§ **Some records**:
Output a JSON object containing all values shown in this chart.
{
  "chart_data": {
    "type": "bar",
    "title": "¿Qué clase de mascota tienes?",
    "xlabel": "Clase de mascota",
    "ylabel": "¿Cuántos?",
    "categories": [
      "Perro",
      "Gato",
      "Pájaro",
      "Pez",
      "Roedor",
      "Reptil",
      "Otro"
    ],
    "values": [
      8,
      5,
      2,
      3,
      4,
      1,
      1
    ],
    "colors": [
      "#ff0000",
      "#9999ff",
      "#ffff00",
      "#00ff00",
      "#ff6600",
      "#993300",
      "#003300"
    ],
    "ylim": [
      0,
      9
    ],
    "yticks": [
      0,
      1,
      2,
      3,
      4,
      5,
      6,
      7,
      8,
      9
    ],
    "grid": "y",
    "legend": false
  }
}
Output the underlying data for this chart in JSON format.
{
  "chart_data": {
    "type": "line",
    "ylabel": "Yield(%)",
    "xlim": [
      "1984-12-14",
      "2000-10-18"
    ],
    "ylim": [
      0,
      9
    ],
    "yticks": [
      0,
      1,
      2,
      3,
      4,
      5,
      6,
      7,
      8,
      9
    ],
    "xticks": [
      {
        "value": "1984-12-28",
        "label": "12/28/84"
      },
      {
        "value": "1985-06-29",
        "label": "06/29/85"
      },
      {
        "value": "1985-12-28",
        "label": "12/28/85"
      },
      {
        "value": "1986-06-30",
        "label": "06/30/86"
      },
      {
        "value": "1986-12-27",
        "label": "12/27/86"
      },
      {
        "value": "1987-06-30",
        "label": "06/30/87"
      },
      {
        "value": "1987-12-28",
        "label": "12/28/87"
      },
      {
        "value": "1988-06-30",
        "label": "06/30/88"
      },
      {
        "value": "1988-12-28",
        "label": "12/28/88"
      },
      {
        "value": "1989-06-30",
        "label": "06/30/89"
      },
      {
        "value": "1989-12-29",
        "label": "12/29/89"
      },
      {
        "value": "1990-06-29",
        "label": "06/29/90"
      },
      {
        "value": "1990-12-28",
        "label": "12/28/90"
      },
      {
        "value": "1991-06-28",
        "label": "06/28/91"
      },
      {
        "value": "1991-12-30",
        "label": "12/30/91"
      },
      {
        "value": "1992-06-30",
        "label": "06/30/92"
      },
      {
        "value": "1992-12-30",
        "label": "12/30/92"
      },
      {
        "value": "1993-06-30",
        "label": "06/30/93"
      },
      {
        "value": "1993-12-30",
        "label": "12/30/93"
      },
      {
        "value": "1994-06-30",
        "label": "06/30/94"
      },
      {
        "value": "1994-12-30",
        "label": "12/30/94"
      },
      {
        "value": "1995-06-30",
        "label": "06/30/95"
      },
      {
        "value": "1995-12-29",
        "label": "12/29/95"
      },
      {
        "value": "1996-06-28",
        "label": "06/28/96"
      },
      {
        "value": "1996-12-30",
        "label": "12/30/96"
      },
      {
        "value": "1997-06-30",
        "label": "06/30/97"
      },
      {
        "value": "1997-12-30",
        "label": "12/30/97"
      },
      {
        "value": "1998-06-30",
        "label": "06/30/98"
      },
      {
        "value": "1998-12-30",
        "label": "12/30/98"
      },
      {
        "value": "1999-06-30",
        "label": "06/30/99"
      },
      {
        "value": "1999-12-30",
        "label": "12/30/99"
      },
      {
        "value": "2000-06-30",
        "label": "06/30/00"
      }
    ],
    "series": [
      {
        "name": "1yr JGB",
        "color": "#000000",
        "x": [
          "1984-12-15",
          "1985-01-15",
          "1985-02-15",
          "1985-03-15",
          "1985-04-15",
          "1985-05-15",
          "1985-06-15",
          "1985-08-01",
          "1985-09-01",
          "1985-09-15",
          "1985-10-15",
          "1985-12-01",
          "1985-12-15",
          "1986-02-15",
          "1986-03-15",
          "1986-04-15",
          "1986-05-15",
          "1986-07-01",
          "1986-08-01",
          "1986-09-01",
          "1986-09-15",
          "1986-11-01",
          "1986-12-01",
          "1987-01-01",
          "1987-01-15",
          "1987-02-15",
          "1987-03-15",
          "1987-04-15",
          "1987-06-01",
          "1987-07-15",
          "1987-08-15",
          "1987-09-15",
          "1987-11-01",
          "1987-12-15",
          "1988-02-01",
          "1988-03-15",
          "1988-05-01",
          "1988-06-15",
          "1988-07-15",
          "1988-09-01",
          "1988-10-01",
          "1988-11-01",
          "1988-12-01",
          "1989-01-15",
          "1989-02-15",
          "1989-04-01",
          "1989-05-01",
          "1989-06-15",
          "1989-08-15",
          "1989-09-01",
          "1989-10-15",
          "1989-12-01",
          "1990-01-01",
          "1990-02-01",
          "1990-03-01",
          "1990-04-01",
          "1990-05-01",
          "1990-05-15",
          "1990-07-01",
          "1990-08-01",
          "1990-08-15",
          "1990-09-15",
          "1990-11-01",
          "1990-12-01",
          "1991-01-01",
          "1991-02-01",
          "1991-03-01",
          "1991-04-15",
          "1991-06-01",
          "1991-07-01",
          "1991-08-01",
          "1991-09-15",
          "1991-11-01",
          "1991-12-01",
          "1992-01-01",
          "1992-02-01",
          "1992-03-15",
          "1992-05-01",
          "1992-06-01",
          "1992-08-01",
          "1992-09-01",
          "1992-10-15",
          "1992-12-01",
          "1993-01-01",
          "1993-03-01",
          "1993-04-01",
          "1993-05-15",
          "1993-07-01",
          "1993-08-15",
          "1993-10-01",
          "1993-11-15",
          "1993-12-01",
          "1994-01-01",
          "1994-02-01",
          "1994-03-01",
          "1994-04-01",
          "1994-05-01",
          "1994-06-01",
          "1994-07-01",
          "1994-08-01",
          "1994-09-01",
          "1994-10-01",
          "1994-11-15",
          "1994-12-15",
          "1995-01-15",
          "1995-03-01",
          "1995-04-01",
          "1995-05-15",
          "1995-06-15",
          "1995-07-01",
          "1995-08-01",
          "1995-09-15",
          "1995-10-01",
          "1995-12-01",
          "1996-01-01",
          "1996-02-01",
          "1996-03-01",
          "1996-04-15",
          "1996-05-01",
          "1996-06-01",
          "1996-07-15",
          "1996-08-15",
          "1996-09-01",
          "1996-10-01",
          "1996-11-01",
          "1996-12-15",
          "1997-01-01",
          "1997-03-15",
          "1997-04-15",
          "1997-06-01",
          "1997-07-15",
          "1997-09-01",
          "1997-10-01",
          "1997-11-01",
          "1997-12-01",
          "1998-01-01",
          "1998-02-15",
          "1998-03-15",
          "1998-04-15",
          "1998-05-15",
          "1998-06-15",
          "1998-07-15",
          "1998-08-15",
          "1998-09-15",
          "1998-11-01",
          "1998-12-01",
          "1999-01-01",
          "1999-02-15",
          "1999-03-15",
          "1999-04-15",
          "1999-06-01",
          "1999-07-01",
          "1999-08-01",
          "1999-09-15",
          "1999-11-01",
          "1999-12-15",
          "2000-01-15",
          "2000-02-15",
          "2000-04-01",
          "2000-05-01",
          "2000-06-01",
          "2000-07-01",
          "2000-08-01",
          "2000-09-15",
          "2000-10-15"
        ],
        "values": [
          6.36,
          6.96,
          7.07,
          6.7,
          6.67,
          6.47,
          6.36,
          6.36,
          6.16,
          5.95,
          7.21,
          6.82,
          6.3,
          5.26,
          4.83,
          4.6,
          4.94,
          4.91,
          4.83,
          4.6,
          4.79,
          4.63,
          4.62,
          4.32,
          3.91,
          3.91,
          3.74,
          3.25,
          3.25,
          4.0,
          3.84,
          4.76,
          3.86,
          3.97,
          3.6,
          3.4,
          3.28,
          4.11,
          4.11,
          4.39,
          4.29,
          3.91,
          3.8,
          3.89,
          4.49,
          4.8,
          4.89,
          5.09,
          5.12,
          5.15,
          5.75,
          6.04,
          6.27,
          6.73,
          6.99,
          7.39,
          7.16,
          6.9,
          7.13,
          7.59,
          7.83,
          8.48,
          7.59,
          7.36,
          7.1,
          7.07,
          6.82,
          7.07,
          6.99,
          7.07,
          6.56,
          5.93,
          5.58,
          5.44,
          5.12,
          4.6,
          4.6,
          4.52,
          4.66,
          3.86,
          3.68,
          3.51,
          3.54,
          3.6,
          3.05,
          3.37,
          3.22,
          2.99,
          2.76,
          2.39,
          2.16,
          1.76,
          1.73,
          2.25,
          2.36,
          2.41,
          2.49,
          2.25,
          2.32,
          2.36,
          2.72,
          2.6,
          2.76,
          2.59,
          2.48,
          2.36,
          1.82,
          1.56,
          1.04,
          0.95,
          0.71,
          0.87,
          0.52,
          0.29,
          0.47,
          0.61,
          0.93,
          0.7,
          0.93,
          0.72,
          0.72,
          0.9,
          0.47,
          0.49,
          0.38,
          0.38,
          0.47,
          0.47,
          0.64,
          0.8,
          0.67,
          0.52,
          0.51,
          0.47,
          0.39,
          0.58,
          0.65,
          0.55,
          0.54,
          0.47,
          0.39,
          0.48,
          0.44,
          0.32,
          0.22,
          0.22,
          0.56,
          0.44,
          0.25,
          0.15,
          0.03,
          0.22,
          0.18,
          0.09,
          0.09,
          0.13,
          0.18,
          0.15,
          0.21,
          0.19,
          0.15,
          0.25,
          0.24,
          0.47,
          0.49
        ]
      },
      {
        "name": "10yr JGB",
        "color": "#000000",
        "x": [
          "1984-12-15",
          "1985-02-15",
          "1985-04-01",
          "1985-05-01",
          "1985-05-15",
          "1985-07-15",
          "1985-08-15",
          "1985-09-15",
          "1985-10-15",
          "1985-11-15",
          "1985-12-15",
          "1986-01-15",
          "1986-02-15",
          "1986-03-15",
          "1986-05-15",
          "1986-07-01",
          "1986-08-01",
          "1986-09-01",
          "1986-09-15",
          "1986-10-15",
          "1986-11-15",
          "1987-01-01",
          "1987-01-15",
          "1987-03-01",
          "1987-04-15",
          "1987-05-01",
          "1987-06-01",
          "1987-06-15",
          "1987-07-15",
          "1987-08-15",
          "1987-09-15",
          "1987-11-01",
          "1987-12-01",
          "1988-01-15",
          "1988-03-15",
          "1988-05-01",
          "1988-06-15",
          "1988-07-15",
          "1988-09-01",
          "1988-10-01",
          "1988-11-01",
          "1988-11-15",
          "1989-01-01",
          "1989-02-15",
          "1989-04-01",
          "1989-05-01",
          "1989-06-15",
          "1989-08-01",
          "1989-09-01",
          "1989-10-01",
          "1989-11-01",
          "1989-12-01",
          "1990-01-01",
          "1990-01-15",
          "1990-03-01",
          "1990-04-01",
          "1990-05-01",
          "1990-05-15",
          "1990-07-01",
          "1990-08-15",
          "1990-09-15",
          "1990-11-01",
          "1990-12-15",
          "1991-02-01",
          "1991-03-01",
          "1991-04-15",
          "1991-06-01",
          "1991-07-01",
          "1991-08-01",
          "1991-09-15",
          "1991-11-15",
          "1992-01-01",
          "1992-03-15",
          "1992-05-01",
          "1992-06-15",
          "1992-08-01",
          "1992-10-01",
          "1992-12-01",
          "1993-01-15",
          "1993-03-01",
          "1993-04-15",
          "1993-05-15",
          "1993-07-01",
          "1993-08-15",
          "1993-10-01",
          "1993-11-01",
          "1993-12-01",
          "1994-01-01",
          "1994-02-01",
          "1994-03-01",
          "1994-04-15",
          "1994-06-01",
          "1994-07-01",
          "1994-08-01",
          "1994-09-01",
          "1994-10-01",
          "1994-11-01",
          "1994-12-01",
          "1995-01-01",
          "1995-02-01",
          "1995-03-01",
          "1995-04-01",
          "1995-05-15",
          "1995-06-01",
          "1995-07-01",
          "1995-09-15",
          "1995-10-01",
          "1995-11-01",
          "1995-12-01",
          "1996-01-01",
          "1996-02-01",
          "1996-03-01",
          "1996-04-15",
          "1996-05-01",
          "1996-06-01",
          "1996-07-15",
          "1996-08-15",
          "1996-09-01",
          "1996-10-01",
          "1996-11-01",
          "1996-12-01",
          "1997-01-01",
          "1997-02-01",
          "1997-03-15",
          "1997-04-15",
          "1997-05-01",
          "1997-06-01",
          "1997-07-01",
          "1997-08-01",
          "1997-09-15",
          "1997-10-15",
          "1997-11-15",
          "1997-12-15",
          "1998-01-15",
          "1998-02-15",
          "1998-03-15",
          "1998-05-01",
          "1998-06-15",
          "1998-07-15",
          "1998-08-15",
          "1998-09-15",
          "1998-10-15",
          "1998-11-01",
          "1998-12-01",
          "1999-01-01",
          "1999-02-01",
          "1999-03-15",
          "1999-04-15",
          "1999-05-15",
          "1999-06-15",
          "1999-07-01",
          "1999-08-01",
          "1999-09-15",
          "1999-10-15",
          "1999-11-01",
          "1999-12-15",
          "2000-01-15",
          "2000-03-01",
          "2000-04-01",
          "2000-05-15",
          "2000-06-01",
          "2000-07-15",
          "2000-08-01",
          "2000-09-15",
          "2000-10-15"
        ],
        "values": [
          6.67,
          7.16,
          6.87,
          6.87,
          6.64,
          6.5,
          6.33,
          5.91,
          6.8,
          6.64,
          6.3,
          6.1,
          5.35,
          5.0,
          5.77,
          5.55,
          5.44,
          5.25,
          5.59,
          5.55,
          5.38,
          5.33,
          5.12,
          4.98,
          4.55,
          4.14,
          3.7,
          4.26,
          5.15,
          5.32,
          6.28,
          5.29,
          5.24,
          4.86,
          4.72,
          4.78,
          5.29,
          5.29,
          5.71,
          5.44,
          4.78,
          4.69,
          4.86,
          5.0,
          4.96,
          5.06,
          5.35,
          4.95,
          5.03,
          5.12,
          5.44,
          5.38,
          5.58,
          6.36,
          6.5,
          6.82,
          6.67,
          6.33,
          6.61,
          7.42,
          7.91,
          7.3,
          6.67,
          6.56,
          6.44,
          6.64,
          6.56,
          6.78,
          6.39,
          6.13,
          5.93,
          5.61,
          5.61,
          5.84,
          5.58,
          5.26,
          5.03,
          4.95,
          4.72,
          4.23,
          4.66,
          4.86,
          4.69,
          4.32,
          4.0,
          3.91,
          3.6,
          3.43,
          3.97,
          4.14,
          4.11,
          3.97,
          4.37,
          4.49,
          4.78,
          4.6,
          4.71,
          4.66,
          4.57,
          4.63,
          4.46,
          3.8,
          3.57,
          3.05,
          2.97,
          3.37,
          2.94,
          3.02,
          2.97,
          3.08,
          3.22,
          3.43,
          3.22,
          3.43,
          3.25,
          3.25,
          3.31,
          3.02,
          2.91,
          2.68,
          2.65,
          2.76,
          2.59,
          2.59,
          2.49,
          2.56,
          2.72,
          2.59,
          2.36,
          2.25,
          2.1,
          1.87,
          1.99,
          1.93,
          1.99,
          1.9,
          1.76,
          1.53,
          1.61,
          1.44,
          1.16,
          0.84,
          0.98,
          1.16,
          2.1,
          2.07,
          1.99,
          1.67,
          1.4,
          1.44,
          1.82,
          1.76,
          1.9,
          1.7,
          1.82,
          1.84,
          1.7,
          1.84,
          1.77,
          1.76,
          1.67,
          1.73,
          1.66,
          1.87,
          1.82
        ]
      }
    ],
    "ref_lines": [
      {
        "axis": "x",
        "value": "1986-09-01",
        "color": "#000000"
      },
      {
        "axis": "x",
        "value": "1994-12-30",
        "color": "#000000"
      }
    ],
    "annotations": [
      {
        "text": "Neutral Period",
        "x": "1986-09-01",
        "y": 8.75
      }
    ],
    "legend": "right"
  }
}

§ **To do**: Collect every line from the records above that contains the word "mascota".

§ **Result**:
    "title": "¿Qué clase de mascota tienes?",
    "xlabel": "Clase de mascota",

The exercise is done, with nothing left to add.